Records for the exercise:

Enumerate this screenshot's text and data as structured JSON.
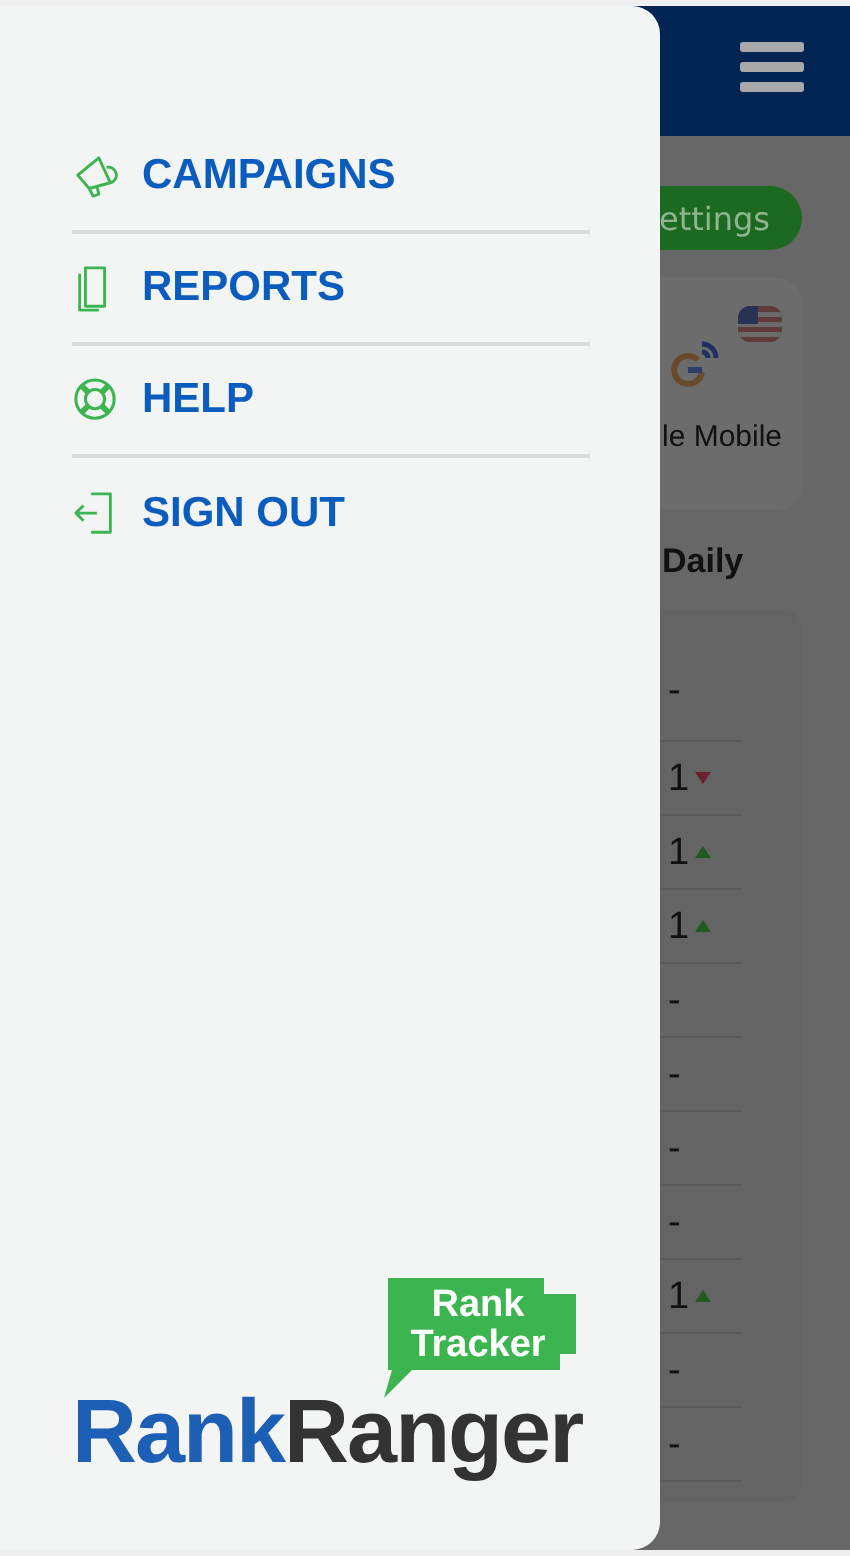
{
  "menu": {
    "items": [
      {
        "label": "CAMPAIGNS"
      },
      {
        "label": "REPORTS"
      },
      {
        "label": "HELP"
      },
      {
        "label": "SIGN OUT"
      }
    ]
  },
  "logo": {
    "badge_lines": [
      "Rank",
      "Tracker"
    ],
    "wordmark": [
      "Rank",
      "Ranger"
    ]
  },
  "background": {
    "settings_button": "ettings",
    "engine_label": "le Mobile",
    "section_title": "Daily",
    "rows": [
      {
        "value": "-",
        "kind": "plain"
      },
      {
        "value": "1",
        "kind": "fall"
      },
      {
        "value": "1",
        "kind": "rise"
      },
      {
        "value": "1",
        "kind": "rise"
      },
      {
        "value": "-",
        "kind": "plain"
      },
      {
        "value": "-",
        "kind": "plain"
      },
      {
        "value": "-",
        "kind": "plain"
      },
      {
        "value": "-",
        "kind": "plain"
      },
      {
        "value": "1",
        "kind": "rise"
      },
      {
        "value": "-",
        "kind": "plain"
      },
      {
        "value": "-",
        "kind": "plain"
      }
    ]
  }
}
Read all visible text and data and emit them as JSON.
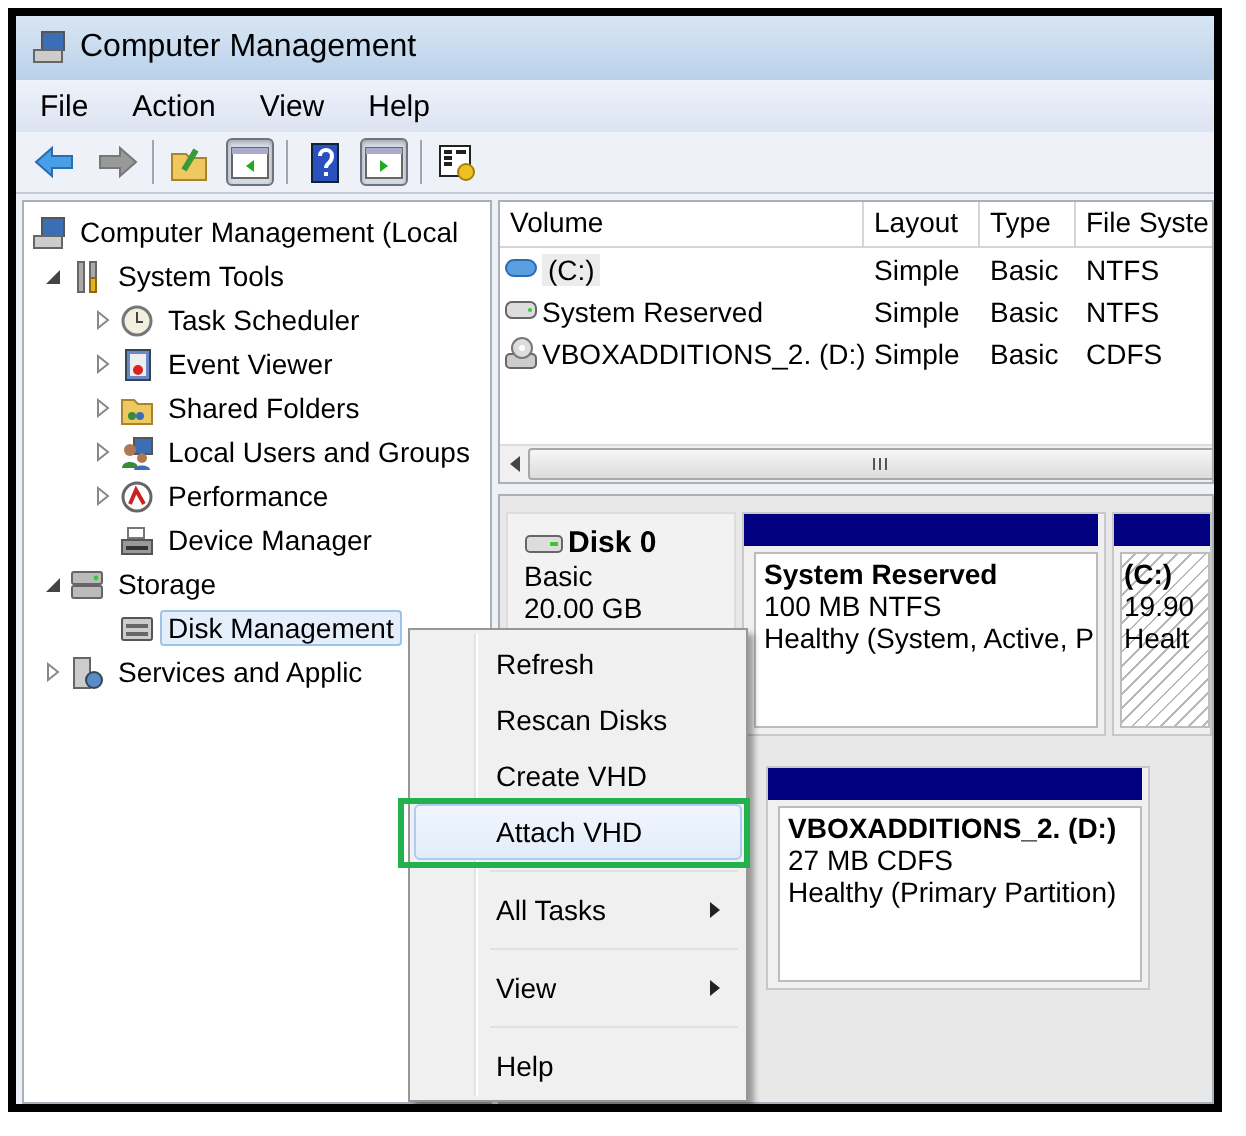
{
  "window": {
    "title": "Computer Management"
  },
  "menu_bar": [
    "File",
    "Action",
    "View",
    "Help"
  ],
  "toolbar": [
    {
      "kind": "back",
      "pressed": false
    },
    {
      "kind": "forward",
      "pressed": false
    },
    {
      "kind": "separator"
    },
    {
      "kind": "up",
      "pressed": false
    },
    {
      "kind": "pane-left",
      "pressed": true
    },
    {
      "kind": "separator"
    },
    {
      "kind": "help",
      "pressed": false
    },
    {
      "kind": "pane-right",
      "pressed": true
    },
    {
      "kind": "separator"
    },
    {
      "kind": "properties",
      "pressed": false
    }
  ],
  "tree": [
    {
      "label": "Computer Management (Local",
      "selected": false,
      "children": [
        {
          "label": "System Tools",
          "expanded": true,
          "selected": false,
          "children": [
            {
              "label": "Task Scheduler",
              "expanded": false,
              "selected": false
            },
            {
              "label": "Event Viewer",
              "expanded": false,
              "selected": false
            },
            {
              "label": "Shared Folders",
              "expanded": false,
              "selected": false
            },
            {
              "label": "Local Users and Groups",
              "expanded": false,
              "selected": false
            },
            {
              "label": "Performance",
              "expanded": false,
              "selected": false
            },
            {
              "label": "Device Manager",
              "selected": false
            }
          ]
        },
        {
          "label": "Storage",
          "expanded": true,
          "selected": false,
          "children": [
            {
              "label": "Disk Management",
              "selected": true
            }
          ]
        },
        {
          "label": "Services and Applic",
          "expanded": false,
          "selected": false
        }
      ]
    }
  ],
  "volume_table": {
    "columns": [
      "Volume",
      "Layout",
      "Type",
      "File Syste"
    ],
    "rows": [
      {
        "selected": true,
        "cells": [
          "(C:)",
          "Simple",
          "Basic",
          "NTFS"
        ]
      },
      {
        "selected": false,
        "cells": [
          "System Reserved",
          "Simple",
          "Basic",
          "NTFS"
        ]
      },
      {
        "selected": false,
        "cells": [
          "VBOXADDITIONS_2. (D:)",
          "Simple",
          "Basic",
          "CDFS"
        ]
      }
    ]
  },
  "disks": [
    {
      "name": "Disk 0",
      "lines": [
        "Basic",
        "20.00 GB"
      ],
      "partitions": [
        {
          "name": "System Reserved",
          "lines": [
            "100 MB NTFS",
            "Healthy (System, Active, P"
          ],
          "hatched": false
        },
        {
          "name": "(C:)",
          "lines": [
            "19.90",
            "Healt"
          ],
          "hatched": true
        }
      ]
    },
    {
      "partitions": [
        {
          "name": "VBOXADDITIONS_2.  (D:)",
          "lines": [
            "27 MB CDFS",
            "Healthy (Primary Partition)"
          ],
          "hatched": false
        }
      ]
    }
  ],
  "context_menu": [
    {
      "kind": "item",
      "label": "Refresh",
      "submenu": false,
      "highlighted": false
    },
    {
      "kind": "item",
      "label": "Rescan Disks",
      "submenu": false,
      "highlighted": false
    },
    {
      "kind": "item",
      "label": "Create VHD",
      "submenu": false,
      "highlighted": false
    },
    {
      "kind": "item",
      "label": "Attach VHD",
      "submenu": false,
      "highlighted": true
    },
    {
      "kind": "separator"
    },
    {
      "kind": "item",
      "label": "All Tasks",
      "submenu": true,
      "highlighted": false
    },
    {
      "kind": "separator"
    },
    {
      "kind": "item",
      "label": "View",
      "submenu": true,
      "highlighted": false
    },
    {
      "kind": "separator"
    },
    {
      "kind": "item",
      "label": "Help",
      "submenu": false,
      "highlighted": false
    }
  ]
}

Exercise objective: Leave out the pictures and output the rest of the material exactly as written.

Full response:
Enumerate this screenshot's text and data as structured JSON.
{
  "menu": {
    "items": [
      {
        "label": "CAMPAIGNS"
      },
      {
        "label": "REPORTS"
      },
      {
        "label": "HELP"
      },
      {
        "label": "SIGN OUT"
      }
    ]
  },
  "logo": {
    "badge_lines": [
      "Rank",
      "Tracker"
    ],
    "wordmark": [
      "Rank",
      "Ranger"
    ]
  },
  "background": {
    "settings_button": "ettings",
    "engine_label": "le Mobile",
    "section_title": "Daily",
    "rows": [
      {
        "value": "-",
        "kind": "plain"
      },
      {
        "value": "1",
        "kind": "fall"
      },
      {
        "value": "1",
        "kind": "rise"
      },
      {
        "value": "1",
        "kind": "rise"
      },
      {
        "value": "-",
        "kind": "plain"
      },
      {
        "value": "-",
        "kind": "plain"
      },
      {
        "value": "-",
        "kind": "plain"
      },
      {
        "value": "-",
        "kind": "plain"
      },
      {
        "value": "1",
        "kind": "rise"
      },
      {
        "value": "-",
        "kind": "plain"
      },
      {
        "value": "-",
        "kind": "plain"
      }
    ]
  }
}
Read all visible text and data and emit them as JSON.
{
  "window": {
    "title": "Computer Management"
  },
  "menu_bar": [
    "File",
    "Action",
    "View",
    "Help"
  ],
  "toolbar": [
    {
      "kind": "back",
      "pressed": false
    },
    {
      "kind": "forward",
      "pressed": false
    },
    {
      "kind": "separator"
    },
    {
      "kind": "up",
      "pressed": false
    },
    {
      "kind": "pane-left",
      "pressed": true
    },
    {
      "kind": "separator"
    },
    {
      "kind": "help",
      "pressed": false
    },
    {
      "kind": "pane-right",
      "pressed": true
    },
    {
      "kind": "separator"
    },
    {
      "kind": "properties",
      "pressed": false
    }
  ],
  "tree": [
    {
      "label": "Computer Management (Local",
      "selected": false,
      "children": [
        {
          "label": "System Tools",
          "expanded": true,
          "selected": false,
          "children": [
            {
              "label": "Task Scheduler",
              "expanded": false,
              "selected": false
            },
            {
              "label": "Event Viewer",
              "expanded": false,
              "selected": false
            },
            {
              "label": "Shared Folders",
              "expanded": false,
              "selected": false
            },
            {
              "label": "Local Users and Groups",
              "expanded": false,
              "selected": false
            },
            {
              "label": "Performance",
              "expanded": false,
              "selected": false
            },
            {
              "label": "Device Manager",
              "selected": false
            }
          ]
        },
        {
          "label": "Storage",
          "expanded": true,
          "selected": false,
          "children": [
            {
              "label": "Disk Management",
              "selected": true
            }
          ]
        },
        {
          "label": "Services and Applic",
          "expanded": false,
          "selected": false
        }
      ]
    }
  ],
  "volume_table": {
    "columns": [
      "Volume",
      "Layout",
      "Type",
      "File Syste"
    ],
    "rows": [
      {
        "selected": true,
        "cells": [
          "(C:)",
          "Simple",
          "Basic",
          "NTFS"
        ]
      },
      {
        "selected": false,
        "cells": [
          "System Reserved",
          "Simple",
          "Basic",
          "NTFS"
        ]
      },
      {
        "selected": false,
        "cells": [
          "VBOXADDITIONS_2. (D:)",
          "Simple",
          "Basic",
          "CDFS"
        ]
      }
    ]
  },
  "disks": [
    {
      "name": "Disk 0",
      "lines": [
        "Basic",
        "20.00 GB"
      ],
      "partitions": [
        {
          "name": "System Reserved",
          "lines": [
            "100 MB NTFS",
            "Healthy (System, Active, P"
          ],
          "hatched": false
        },
        {
          "name": "(C:)",
          "lines": [
            "19.90",
            "Healt"
          ],
          "hatched": true
        }
      ]
    },
    {
      "partitions": [
        {
          "name": "VBOXADDITIONS_2.  (D:)",
          "lines": [
            "27 MB CDFS",
            "Healthy (Primary Partition)"
          ],
          "hatched": false
        }
      ]
    }
  ],
  "context_menu": [
    {
      "kind": "item",
      "label": "Refresh",
      "submenu": false,
      "highlighted": false
    },
    {
      "kind": "item",
      "label": "Rescan Disks",
      "submenu": false,
      "highlighted": false
    },
    {
      "kind": "item",
      "label": "Create VHD",
      "submenu": false,
      "highlighted": false
    },
    {
      "kind": "item",
      "label": "Attach VHD",
      "submenu": false,
      "highlighted": true
    },
    {
      "kind": "separator"
    },
    {
      "kind": "item",
      "label": "All Tasks",
      "submenu": true,
      "highlighted": false
    },
    {
      "kind": "separator"
    },
    {
      "kind": "item",
      "label": "View",
      "submenu": true,
      "highlighted": false
    },
    {
      "kind": "separator"
    },
    {
      "kind": "item",
      "label": "Help",
      "submenu": false,
      "highlighted": false
    }
  ]
}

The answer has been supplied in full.